-- begin Rows --
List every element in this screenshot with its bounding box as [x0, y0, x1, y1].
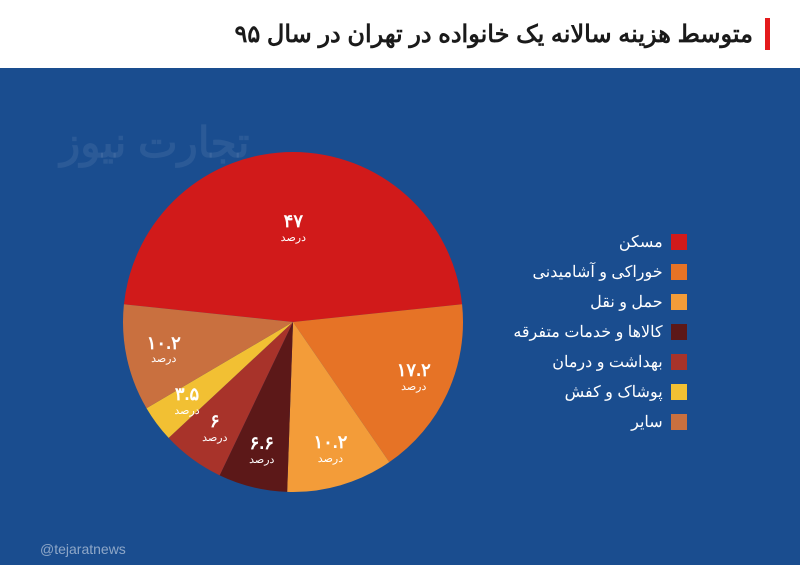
slice-value: ۴۷	[281, 212, 306, 232]
slice-label: ۴۷درصد	[281, 212, 306, 244]
legend-label: سایر	[631, 412, 663, 432]
legend-item: کالاها و خدمات متفرقه	[513, 322, 686, 342]
header: متوسط هزینه سالانه یک خانواده در تهران د…	[0, 0, 800, 68]
slice-value: ۱۰.۲	[147, 334, 181, 354]
pie-svg	[113, 142, 473, 502]
slice-value: ۱۷.۲	[397, 361, 431, 381]
legend-swatch	[671, 264, 687, 280]
slice-label: ۱۰.۲درصد	[147, 334, 181, 366]
slice-label: ۱۰.۲درصد	[313, 433, 347, 465]
legend: مسکن خوراکی و آشامیدنی حمل و نقل کالاها و خ…	[513, 212, 686, 432]
slice-label: ۶.۶درصد	[249, 434, 274, 466]
legend-label: خوراکی و آشامیدنی	[532, 262, 662, 282]
chart-container: مسکن خوراکی و آشامیدنی حمل و نقل کالاها و خ…	[40, 98, 760, 545]
chart-area: تجارت نیوز مسکنخوراکی و آشامیدنیحمل و نق…	[0, 68, 800, 565]
slice-unit: درصد	[397, 381, 431, 393]
legend-label: مسکن	[619, 232, 663, 252]
slice-unit: درصد	[281, 232, 306, 244]
legend-item: سایر	[513, 412, 686, 432]
slice-unit: درصد	[249, 454, 274, 466]
legend-label: حمل و نقل	[590, 292, 663, 312]
legend-item: حمل و نقل	[513, 292, 686, 312]
legend-label: پوشاک و کفش	[565, 382, 663, 402]
slice-value: ۳.۵	[174, 385, 199, 405]
legend-item: خوراکی و آشامیدنی	[513, 262, 686, 282]
legend-swatch	[671, 384, 687, 400]
legend-swatch	[671, 414, 687, 430]
slice-value: ۱۰.۲	[313, 433, 347, 453]
slice-value: ۶	[202, 412, 227, 432]
legend-item: بهداشت و درمان	[513, 352, 686, 372]
legend-swatch	[671, 234, 687, 250]
legend-label: کالاها و خدمات متفرقه	[513, 322, 662, 342]
slice-unit: درصد	[313, 453, 347, 465]
legend-swatch	[671, 324, 687, 340]
slice-value: ۶.۶	[249, 434, 274, 454]
legend-item: مسکن	[513, 232, 686, 252]
slice-label: ۱۷.۲درصد	[397, 361, 431, 393]
legend-label: بهداشت و درمان	[552, 352, 662, 372]
page-title: متوسط هزینه سالانه یک خانواده در تهران د…	[234, 20, 753, 49]
slice-unit: درصد	[147, 353, 181, 365]
slice-label: ۶درصد	[202, 412, 227, 444]
pie-chart: ۴۷درصد۱۷.۲درصد۱۰.۲درصد۶.۶درصد۶درصد۳.۵درص…	[113, 142, 473, 502]
slice-unit: درصد	[202, 432, 227, 444]
slice-unit: درصد	[174, 405, 199, 417]
legend-item: پوشاک و کفش	[513, 382, 686, 402]
legend-swatch	[671, 294, 687, 310]
slice-label: ۳.۵درصد	[174, 385, 199, 417]
legend-swatch	[671, 354, 687, 370]
source-handle: @tejaratnews	[40, 541, 126, 557]
title-accent-bar	[765, 18, 770, 50]
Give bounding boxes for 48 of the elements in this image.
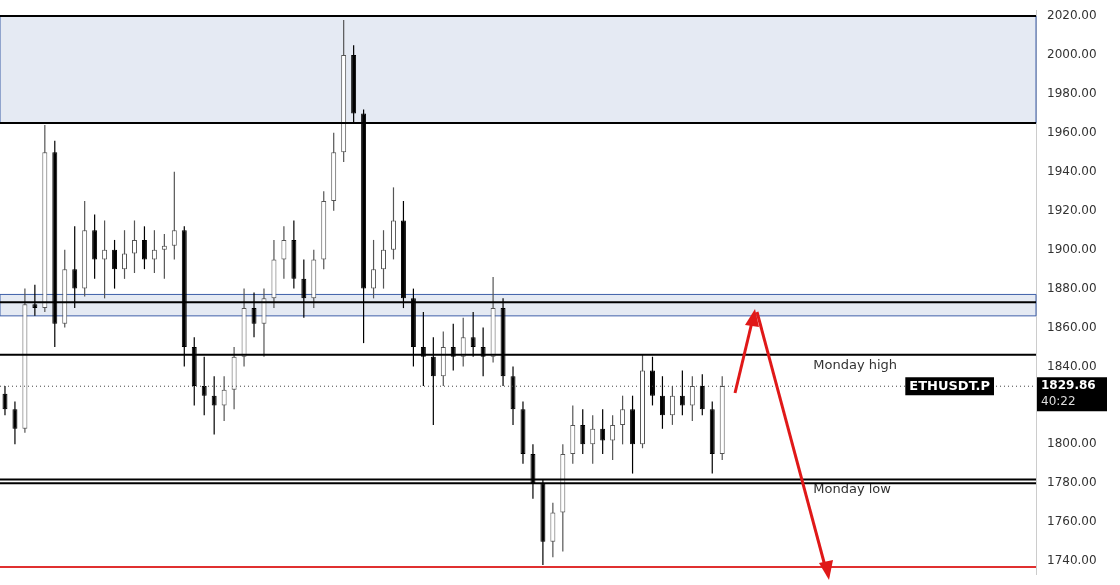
candlestick xyxy=(679,369,685,416)
candlestick xyxy=(590,414,596,465)
ref-line-label: Monday high xyxy=(813,356,898,372)
y-tick-label: 1880.00 xyxy=(1047,280,1097,295)
candlestick xyxy=(112,239,118,290)
y-tick-label: 1800.00 xyxy=(1047,436,1097,451)
y-tick-label: 1920.00 xyxy=(1047,202,1097,217)
text: 1829.86 xyxy=(1041,378,1096,393)
candlestick xyxy=(2,385,8,416)
candlestick xyxy=(600,408,606,455)
candlestick xyxy=(371,239,377,299)
candlestick xyxy=(460,317,466,368)
candlestick xyxy=(610,414,616,461)
candlestick xyxy=(141,225,147,270)
candlestick xyxy=(580,408,586,455)
candlestick xyxy=(12,400,18,445)
candlestick xyxy=(640,354,646,449)
candlestick xyxy=(102,219,108,299)
y-tick-label: 2000.00 xyxy=(1047,47,1097,62)
y-tick-label: 1900.00 xyxy=(1047,241,1097,256)
ref-line-label: ETHUSDT.P xyxy=(909,377,991,393)
y-tick-label: 1940.00 xyxy=(1047,163,1097,178)
y-tick-label: 1780.00 xyxy=(1047,475,1097,490)
candlestick xyxy=(262,288,266,358)
candlestick xyxy=(122,229,128,280)
candlestick xyxy=(161,233,167,280)
y-tick-label: 2020.00 xyxy=(1047,8,1097,23)
text: 40:22 xyxy=(1041,394,1076,409)
y-tick-label: 1980.00 xyxy=(1047,86,1097,101)
candlestick xyxy=(222,375,226,422)
y-tick-label: 1760.00 xyxy=(1047,514,1097,529)
candlestick xyxy=(151,229,157,274)
candlestick xyxy=(699,373,705,416)
y-tick-label: 1740.00 xyxy=(1047,553,1097,568)
candlestick xyxy=(131,219,137,274)
candlestick xyxy=(620,395,626,445)
candlestick xyxy=(689,375,695,422)
candlestick xyxy=(171,171,177,260)
candlestick xyxy=(281,225,287,280)
candlestick xyxy=(659,375,665,430)
candlestick xyxy=(381,229,387,290)
ref-line-label: Monday low xyxy=(813,481,892,497)
y-tick-label: 1840.00 xyxy=(1047,358,1097,373)
candlestick xyxy=(669,385,675,426)
y-tick-label: 1860.00 xyxy=(1047,319,1097,334)
y-tick-label: 1960.00 xyxy=(1047,124,1097,139)
candlestick xyxy=(211,375,217,436)
candlestick xyxy=(390,186,396,260)
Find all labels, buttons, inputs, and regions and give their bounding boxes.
-- end Rows --
## Required work:
Reproduce the data above with every "candlestick" replaced by "candle bar" and nothing else changed, leaving out the pictures.

## Answer for the task:
List every element in this screenshot with its bounding box as [x0, y0, x1, y1].
slice-value: ۴۷	[281, 212, 306, 232]
slice-label: ۴۷درصد	[281, 212, 306, 244]
legend-label: سایر	[631, 412, 663, 432]
legend-item: کالاها و خدمات متفرقه	[513, 322, 686, 342]
header: متوسط هزینه سالانه یک خانواده در تهران د…	[0, 0, 800, 68]
slice-value: ۱۰.۲	[147, 334, 181, 354]
pie-svg	[113, 142, 473, 502]
slice-value: ۱۷.۲	[397, 361, 431, 381]
legend-swatch	[671, 264, 687, 280]
slice-label: ۱۰.۲درصد	[147, 334, 181, 366]
slice-label: ۱۰.۲درصد	[313, 433, 347, 465]
legend: مسکن خوراکی و آشامیدنی حمل و نقل کالاها و خ…	[513, 212, 686, 432]
slice-label: ۶.۶درصد	[249, 434, 274, 466]
legend-label: خوراکی و آشامیدنی	[532, 262, 662, 282]
chart-container: مسکن خوراکی و آشامیدنی حمل و نقل کالاها و خ…	[40, 98, 760, 545]
chart-area: تجارت نیوز مسکنخوراکی و آشامیدنیحمل و نق…	[0, 68, 800, 565]
slice-unit: درصد	[397, 381, 431, 393]
legend-label: مسکن	[619, 232, 663, 252]
slice-unit: درصد	[281, 232, 306, 244]
legend-item: سایر	[513, 412, 686, 432]
slice-unit: درصد	[249, 454, 274, 466]
legend-label: حمل و نقل	[590, 292, 663, 312]
legend-item: حمل و نقل	[513, 292, 686, 312]
legend-label: پوشاک و کفش	[565, 382, 663, 402]
slice-value: ۳.۵	[174, 385, 199, 405]
legend-item: خوراکی و آشامیدنی	[513, 262, 686, 282]
legend-swatch	[671, 384, 687, 400]
legend-swatch	[671, 414, 687, 430]
slice-value: ۱۰.۲	[313, 433, 347, 453]
slice-value: ۶	[202, 412, 227, 432]
legend-item: بهداشت و درمان	[513, 352, 686, 372]
legend-swatch	[671, 234, 687, 250]
legend-label: کالاها و خدمات متفرقه	[513, 322, 662, 342]
slice-unit: درصد	[313, 453, 347, 465]
legend-swatch	[671, 324, 687, 340]
slice-value: ۶.۶	[249, 434, 274, 454]
legend-item: مسکن	[513, 232, 686, 252]
slice-label: ۱۷.۲درصد	[397, 361, 431, 393]
legend-label: بهداشت و درمان	[552, 352, 662, 372]
page-title: متوسط هزینه سالانه یک خانواده در تهران د…	[234, 20, 753, 49]
slice-unit: درصد	[147, 353, 181, 365]
slice-label: ۶درصد	[202, 412, 227, 444]
pie-chart: ۴۷درصد۱۷.۲درصد۱۰.۲درصد۶.۶درصد۶درصد۳.۵درص…	[113, 142, 473, 502]
slice-unit: درصد	[202, 432, 227, 444]
slice-unit: درصد	[174, 405, 199, 417]
legend-item: پوشاک و کفش	[513, 382, 686, 402]
legend-swatch	[671, 294, 687, 310]
slice-label: ۳.۵درصد	[174, 385, 199, 417]
legend-swatch	[671, 354, 687, 370]
source-handle: @tejaratnews	[40, 541, 126, 557]
title-accent-bar	[765, 18, 770, 50]
Give bounding boxes for 48 of the elements in this image.
candle bar xyxy=(679,369,685,416)
candle bar xyxy=(590,414,596,465)
ref-line-label: Monday high xyxy=(813,356,898,372)
y-tick-label: 1880.00 xyxy=(1047,280,1097,295)
candle bar xyxy=(112,239,118,290)
y-tick-label: 1800.00 xyxy=(1047,436,1097,451)
y-tick-label: 1920.00 xyxy=(1047,202,1097,217)
text: 1829.86 xyxy=(1041,378,1096,393)
candle bar xyxy=(2,385,8,416)
candle bar xyxy=(600,408,606,455)
candle bar xyxy=(371,239,377,299)
candle bar xyxy=(460,317,466,368)
candle bar xyxy=(610,414,616,461)
candle bar xyxy=(141,225,147,270)
candle bar xyxy=(580,408,586,455)
candle bar xyxy=(12,400,18,445)
candle bar xyxy=(640,354,646,449)
candle bar xyxy=(102,219,108,299)
y-tick-label: 2000.00 xyxy=(1047,47,1097,62)
y-tick-label: 1900.00 xyxy=(1047,241,1097,256)
ref-line-label: ETHUSDT.P xyxy=(909,377,991,393)
y-tick-label: 1940.00 xyxy=(1047,163,1097,178)
y-tick-label: 1780.00 xyxy=(1047,475,1097,490)
candle bar xyxy=(262,288,266,358)
candle bar xyxy=(122,229,128,280)
candle bar xyxy=(161,233,167,280)
y-tick-label: 2020.00 xyxy=(1047,8,1097,23)
text: 40:22 xyxy=(1041,394,1076,409)
y-tick-label: 1980.00 xyxy=(1047,86,1097,101)
candle bar xyxy=(222,375,226,422)
y-tick-label: 1760.00 xyxy=(1047,514,1097,529)
candle bar xyxy=(151,229,157,274)
candle bar xyxy=(699,373,705,416)
y-tick-label: 1740.00 xyxy=(1047,553,1097,568)
candle bar xyxy=(131,219,137,274)
candle bar xyxy=(620,395,626,445)
candle bar xyxy=(689,375,695,422)
candle bar xyxy=(171,171,177,260)
candle bar xyxy=(281,225,287,280)
candle bar xyxy=(659,375,665,430)
candle bar xyxy=(381,229,387,290)
ref-line-label: Monday low xyxy=(813,481,892,497)
y-tick-label: 1840.00 xyxy=(1047,358,1097,373)
candle bar xyxy=(669,385,675,426)
y-tick-label: 1860.00 xyxy=(1047,319,1097,334)
y-tick-label: 1960.00 xyxy=(1047,124,1097,139)
candle bar xyxy=(211,375,217,436)
candle bar xyxy=(390,186,396,260)
Find all labels, buttons, inputs, and regions and give their bounding boxes.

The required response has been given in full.